═════ TASK INPUT

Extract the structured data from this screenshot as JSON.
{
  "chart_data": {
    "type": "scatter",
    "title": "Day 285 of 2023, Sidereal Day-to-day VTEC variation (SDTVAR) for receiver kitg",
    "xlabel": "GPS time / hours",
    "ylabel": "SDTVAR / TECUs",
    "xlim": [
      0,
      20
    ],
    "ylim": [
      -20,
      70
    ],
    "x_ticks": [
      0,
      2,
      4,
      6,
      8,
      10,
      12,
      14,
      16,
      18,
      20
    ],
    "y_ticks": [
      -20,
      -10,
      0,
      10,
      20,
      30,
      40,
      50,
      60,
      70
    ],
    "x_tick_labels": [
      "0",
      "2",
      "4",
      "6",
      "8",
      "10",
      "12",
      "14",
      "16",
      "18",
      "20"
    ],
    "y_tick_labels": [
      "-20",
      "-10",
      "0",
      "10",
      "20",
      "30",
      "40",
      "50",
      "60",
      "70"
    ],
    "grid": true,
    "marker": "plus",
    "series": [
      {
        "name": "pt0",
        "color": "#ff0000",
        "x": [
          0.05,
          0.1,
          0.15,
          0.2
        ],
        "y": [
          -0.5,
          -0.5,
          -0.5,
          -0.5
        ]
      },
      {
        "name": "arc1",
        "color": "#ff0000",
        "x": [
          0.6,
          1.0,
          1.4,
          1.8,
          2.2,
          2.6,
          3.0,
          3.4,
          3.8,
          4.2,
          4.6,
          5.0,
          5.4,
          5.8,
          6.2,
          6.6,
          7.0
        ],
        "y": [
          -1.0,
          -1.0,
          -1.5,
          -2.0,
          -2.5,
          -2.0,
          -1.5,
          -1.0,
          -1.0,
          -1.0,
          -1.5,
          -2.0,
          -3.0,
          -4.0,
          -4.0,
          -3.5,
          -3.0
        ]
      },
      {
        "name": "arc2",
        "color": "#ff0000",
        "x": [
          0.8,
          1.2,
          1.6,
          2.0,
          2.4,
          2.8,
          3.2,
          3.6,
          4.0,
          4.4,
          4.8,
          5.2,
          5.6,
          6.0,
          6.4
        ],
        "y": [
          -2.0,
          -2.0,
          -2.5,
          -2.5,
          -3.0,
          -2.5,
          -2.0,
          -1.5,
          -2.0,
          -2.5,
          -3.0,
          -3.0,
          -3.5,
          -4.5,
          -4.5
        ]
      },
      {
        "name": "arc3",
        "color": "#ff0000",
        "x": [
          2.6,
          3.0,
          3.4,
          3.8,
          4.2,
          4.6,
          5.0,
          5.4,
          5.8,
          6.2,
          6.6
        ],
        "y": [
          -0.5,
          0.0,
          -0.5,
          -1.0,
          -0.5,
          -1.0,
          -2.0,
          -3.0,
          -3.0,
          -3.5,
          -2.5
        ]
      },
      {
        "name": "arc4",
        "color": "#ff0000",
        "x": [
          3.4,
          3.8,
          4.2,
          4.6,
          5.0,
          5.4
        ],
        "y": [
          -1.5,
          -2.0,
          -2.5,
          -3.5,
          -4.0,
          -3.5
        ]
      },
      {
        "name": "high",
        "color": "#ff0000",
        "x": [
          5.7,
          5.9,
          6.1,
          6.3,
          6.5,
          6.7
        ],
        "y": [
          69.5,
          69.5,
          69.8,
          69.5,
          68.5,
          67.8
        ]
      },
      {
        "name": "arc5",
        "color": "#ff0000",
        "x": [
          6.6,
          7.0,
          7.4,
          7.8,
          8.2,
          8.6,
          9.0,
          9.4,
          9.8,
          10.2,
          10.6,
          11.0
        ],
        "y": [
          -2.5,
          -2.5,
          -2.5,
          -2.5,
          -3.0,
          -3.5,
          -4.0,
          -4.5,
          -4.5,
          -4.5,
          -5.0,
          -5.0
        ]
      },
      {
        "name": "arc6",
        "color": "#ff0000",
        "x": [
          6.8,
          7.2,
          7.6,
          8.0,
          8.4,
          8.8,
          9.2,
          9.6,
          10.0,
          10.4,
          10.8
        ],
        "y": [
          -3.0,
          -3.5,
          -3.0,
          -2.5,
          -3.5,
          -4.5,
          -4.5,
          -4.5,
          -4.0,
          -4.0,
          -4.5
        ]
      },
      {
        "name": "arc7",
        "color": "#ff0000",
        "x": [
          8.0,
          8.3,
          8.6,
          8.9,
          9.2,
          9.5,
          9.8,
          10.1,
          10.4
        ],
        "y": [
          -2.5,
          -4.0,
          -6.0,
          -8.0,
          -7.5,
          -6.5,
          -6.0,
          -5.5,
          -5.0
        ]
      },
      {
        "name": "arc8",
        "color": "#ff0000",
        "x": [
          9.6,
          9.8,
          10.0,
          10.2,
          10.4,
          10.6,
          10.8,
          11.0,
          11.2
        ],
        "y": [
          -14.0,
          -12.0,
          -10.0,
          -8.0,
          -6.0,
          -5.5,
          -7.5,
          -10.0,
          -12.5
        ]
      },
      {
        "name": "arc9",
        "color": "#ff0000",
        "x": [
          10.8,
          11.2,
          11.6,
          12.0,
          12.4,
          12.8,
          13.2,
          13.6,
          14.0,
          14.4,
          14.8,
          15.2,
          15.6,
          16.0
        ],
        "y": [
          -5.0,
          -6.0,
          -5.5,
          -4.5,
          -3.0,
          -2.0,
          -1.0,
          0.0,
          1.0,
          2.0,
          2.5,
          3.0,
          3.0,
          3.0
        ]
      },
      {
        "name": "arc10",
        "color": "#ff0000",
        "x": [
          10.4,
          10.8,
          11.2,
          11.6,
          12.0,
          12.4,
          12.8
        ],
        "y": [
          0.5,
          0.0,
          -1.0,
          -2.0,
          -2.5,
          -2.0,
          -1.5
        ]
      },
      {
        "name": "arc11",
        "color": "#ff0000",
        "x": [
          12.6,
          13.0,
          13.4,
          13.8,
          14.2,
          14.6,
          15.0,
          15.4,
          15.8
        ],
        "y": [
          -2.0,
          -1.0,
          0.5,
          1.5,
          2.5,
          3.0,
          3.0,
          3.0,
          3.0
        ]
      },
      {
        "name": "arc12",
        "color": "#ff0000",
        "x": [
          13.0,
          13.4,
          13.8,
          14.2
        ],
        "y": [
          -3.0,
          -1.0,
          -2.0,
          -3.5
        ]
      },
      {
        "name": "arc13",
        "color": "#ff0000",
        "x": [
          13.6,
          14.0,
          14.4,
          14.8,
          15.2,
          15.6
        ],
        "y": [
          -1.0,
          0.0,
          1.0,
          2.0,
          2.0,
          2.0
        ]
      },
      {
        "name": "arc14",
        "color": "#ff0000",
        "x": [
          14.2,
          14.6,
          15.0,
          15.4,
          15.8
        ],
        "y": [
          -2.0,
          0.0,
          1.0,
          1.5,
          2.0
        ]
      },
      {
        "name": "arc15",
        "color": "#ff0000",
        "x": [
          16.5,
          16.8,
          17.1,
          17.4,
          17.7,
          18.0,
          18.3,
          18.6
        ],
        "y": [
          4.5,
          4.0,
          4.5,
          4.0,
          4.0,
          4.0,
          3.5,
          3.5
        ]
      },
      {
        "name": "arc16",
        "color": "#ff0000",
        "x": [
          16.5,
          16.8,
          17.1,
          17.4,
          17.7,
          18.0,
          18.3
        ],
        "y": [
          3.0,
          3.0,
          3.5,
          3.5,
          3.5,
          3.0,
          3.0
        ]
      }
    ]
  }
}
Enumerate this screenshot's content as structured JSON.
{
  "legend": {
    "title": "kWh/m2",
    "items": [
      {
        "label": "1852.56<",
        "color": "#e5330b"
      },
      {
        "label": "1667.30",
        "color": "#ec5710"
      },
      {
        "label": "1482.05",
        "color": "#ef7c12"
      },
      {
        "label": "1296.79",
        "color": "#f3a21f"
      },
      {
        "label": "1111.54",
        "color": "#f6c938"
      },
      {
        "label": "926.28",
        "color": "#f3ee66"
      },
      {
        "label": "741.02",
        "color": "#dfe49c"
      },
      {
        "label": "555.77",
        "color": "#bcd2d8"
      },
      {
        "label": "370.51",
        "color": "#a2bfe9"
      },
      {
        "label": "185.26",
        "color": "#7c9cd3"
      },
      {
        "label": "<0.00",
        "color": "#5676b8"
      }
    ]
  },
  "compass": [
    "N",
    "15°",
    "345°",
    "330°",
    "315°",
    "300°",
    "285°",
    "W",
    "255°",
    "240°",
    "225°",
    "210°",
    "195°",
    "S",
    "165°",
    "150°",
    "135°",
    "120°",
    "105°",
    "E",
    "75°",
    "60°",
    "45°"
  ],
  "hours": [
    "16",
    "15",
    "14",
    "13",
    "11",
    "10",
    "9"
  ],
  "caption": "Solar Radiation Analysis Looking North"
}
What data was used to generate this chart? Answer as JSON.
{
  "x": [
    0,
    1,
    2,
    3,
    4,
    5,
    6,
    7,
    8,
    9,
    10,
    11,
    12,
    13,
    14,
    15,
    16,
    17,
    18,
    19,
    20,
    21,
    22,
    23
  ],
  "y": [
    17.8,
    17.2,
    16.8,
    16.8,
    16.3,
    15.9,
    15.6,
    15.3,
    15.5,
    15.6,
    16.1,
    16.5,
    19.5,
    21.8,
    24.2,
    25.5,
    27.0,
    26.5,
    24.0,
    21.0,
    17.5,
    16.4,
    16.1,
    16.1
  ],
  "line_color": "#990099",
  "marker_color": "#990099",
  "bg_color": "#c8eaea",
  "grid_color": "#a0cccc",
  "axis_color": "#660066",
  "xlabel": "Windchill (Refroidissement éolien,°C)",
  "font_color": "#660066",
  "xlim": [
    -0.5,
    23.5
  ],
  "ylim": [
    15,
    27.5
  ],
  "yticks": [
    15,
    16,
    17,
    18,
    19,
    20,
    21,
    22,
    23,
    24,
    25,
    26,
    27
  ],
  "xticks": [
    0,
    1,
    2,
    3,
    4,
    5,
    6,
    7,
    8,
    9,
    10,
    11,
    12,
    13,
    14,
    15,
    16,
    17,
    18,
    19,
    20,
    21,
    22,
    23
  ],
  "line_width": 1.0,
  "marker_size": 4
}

══════════

== EXERCISE PROMPT ==
Copy out each line in the listing that has the word "JSON".

== FINAL ANSWER ==
Extract the structured data from this screenshot as JSON.
Enumerate this screenshot's content as structured JSON.
What data was used to generate this chart? Answer as JSON.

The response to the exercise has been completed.